### Data provided ###
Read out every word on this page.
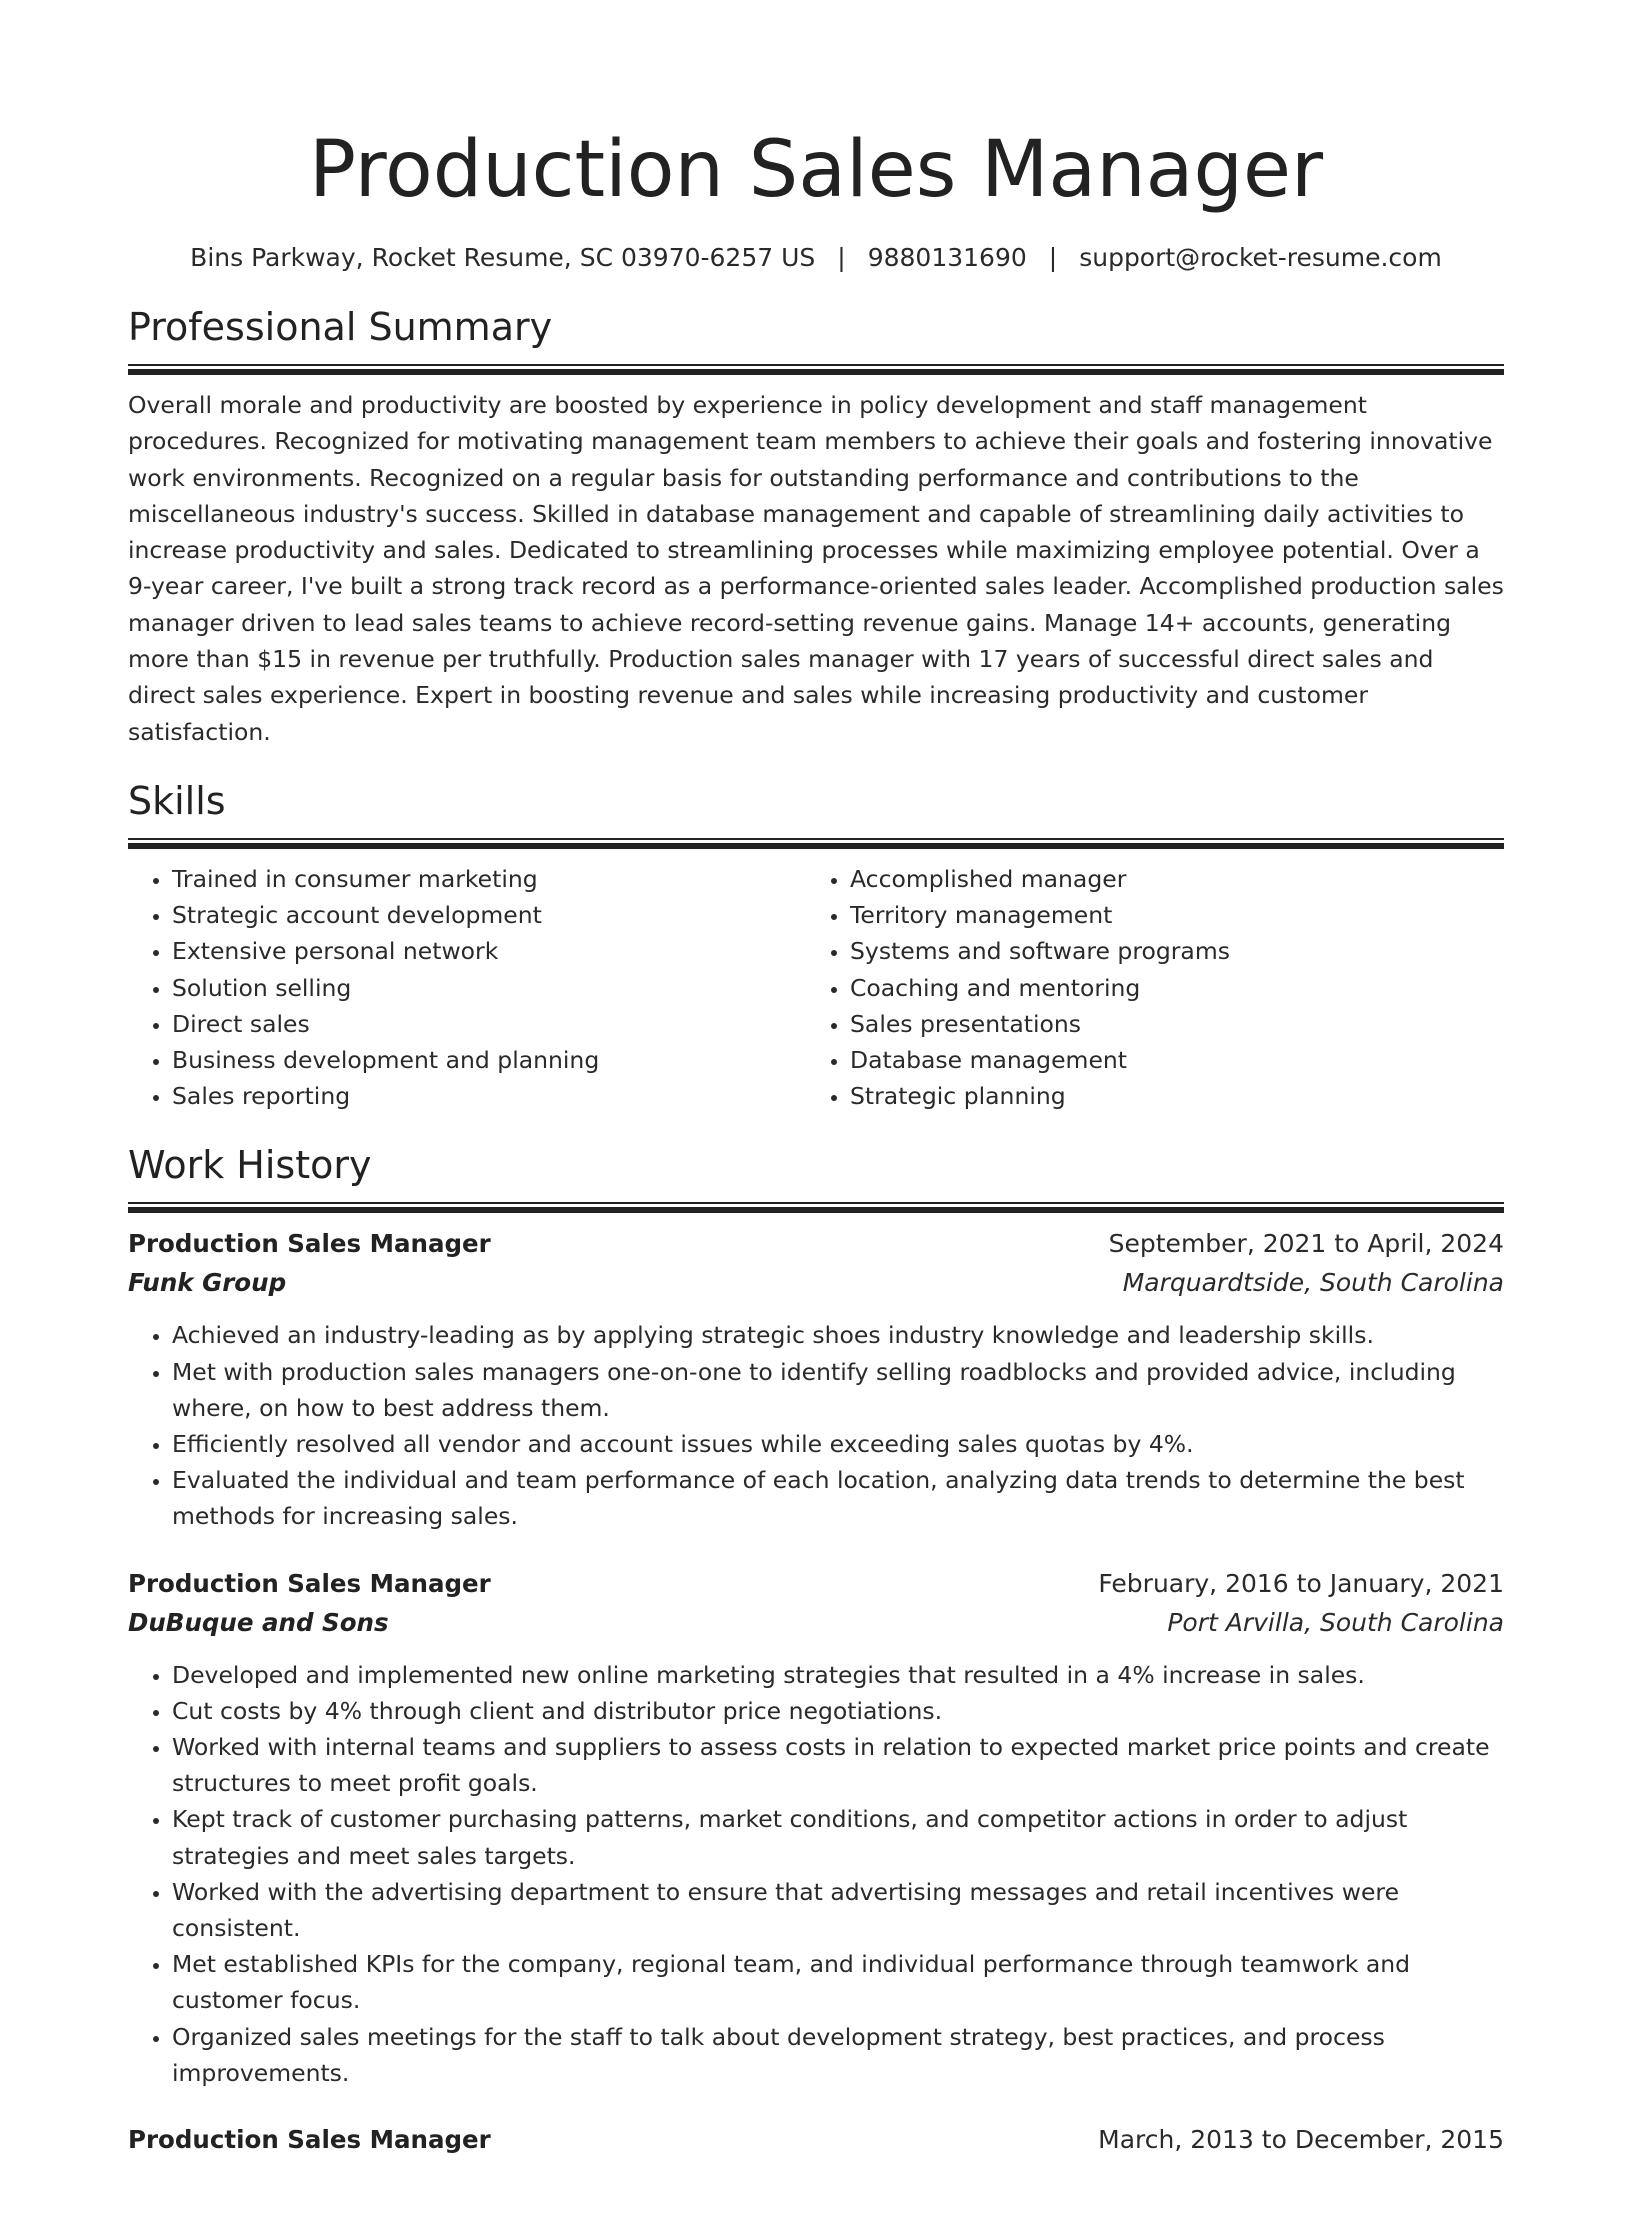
Production Sales Manager
Bins Parkway, Rocket Resume, SC 03970-6257 US | 9880131690 | support@rocket-resume.com
Professional Summary

Overall morale and productivity are boosted by experience in policy development and staff management procedures. Recognized for motivating management team members to achieve their goals and fostering innovative work environments. Recognized on a regular basis for outstanding performance and contributions to the miscellaneous industry's success. Skilled in database management and capable of streamlining daily activities to increase productivity and sales. Dedicated to streamlining processes while maximizing employee potential. Over a 9-year career, I've built a strong track record as a performance-oriented sales leader. Accomplished production sales manager driven to lead sales teams to achieve record-setting revenue gains. Manage 14+ accounts, generating more than $15 in revenue per truthfully. Production sales manager with 17 years of successful direct sales and direct sales experience. Expert in boosting revenue and sales while increasing productivity and customer satisfaction.

Skills
• Trained in consumer marketing
• Strategic account development
• Extensive personal network
• Solution selling
• Direct sales
• Business development and planning
• Sales reporting
• Accomplished manager
• Territory management
• Systems and software programs
• Coaching and mentoring
• Sales presentations
• Database management
• Strategic planning
Work History
Production Sales Manager	September, 2021 to April, 2024
Funk Group	Marquardtside, South Carolina
• Achieved an industry-leading as by applying strategic shoes industry knowledge and leadership skills.
• Met with production sales managers one-on-one to identify selling roadblocks and provided advice, including where, on how to best address them.
• Efficiently resolved all vendor and account issues while exceeding sales quotas by 4%.
• Evaluated the individual and team performance of each location, analyzing data trends to determine the best methods for increasing sales.
Production Sales Manager	February, 2016 to January, 2021
DuBuque and Sons	Port Arvilla, South Carolina
• Developed and implemented new online marketing strategies that resulted in a 4% increase in sales.
• Cut costs by 4% through client and distributor price negotiations.
• Worked with internal teams and suppliers to assess costs in relation to expected market price points and create structures to meet profit goals.
• Kept track of customer purchasing patterns, market conditions, and competitor actions in order to adjust strategies and meet sales targets.
• Worked with the advertising department to ensure that advertising messages and retail incentives were consistent.
• Met established KPIs for the company, regional team, and individual performance through teamwork and customer focus.
• Organized sales meetings for the staff to talk about development strategy, best practices, and process improvements.
Production Sales Manager	March, 2013 to December, 2015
###
Exercise requirements: Please repeat the entries exactly. Do not include the pictures.

Written response:
Read out every word on this page.
Production Sales Manager
Bins Parkway, Rocket Resume, SC 03970-6257 US | 9880131690 | support@rocket-resume.com
Professional Summary

Overall morale and productivity are boosted by experience in policy development and staff management procedures. Recognized for motivating management team members to achieve their goals and fostering innovative work environments. Recognized on a regular basis for outstanding performance and contributions to the miscellaneous industry's success. Skilled in database management and capable of streamlining daily activities to increase productivity and sales. Dedicated to streamlining processes while maximizing employee potential. Over a 9-year career, I've built a strong track record as a performance-oriented sales leader. Accomplished production sales manager driven to lead sales teams to achieve record-setting revenue gains. Manage 14+ accounts, generating more than $15 in revenue per truthfully. Production sales manager with 17 years of successful direct sales and direct sales experience. Expert in boosting revenue and sales while increasing productivity and customer satisfaction.

Skills
• Trained in consumer marketing
• Strategic account development
• Extensive personal network
• Solution selling
• Direct sales
• Business development and planning
• Sales reporting
• Accomplished manager
• Territory management
• Systems and software programs
• Coaching and mentoring
• Sales presentations
• Database management
• Strategic planning
Work History
Production Sales Manager	September, 2021 to April, 2024
Funk Group	Marquardtside, South Carolina
• Achieved an industry-leading as by applying strategic shoes industry knowledge and leadership skills.
• Met with production sales managers one-on-one to identify selling roadblocks and provided advice, including where, on how to best address them.
• Efficiently resolved all vendor and account issues while exceeding sales quotas by 4%.
• Evaluated the individual and team performance of each location, analyzing data trends to determine the best methods for increasing sales.
Production Sales Manager	February, 2016 to January, 2021
DuBuque and Sons	Port Arvilla, South Carolina
• Developed and implemented new online marketing strategies that resulted in a 4% increase in sales.
• Cut costs by 4% through client and distributor price negotiations.
• Worked with internal teams and suppliers to assess costs in relation to expected market price points and create structures to meet profit goals.
• Kept track of customer purchasing patterns, market conditions, and competitor actions in order to adjust strategies and meet sales targets.
• Worked with the advertising department to ensure that advertising messages and retail incentives were consistent.
• Met established KPIs for the company, regional team, and individual performance through teamwork and customer focus.
• Organized sales meetings for the staff to talk about development strategy, best practices, and process improvements.
Production Sales Manager	March, 2013 to December, 2015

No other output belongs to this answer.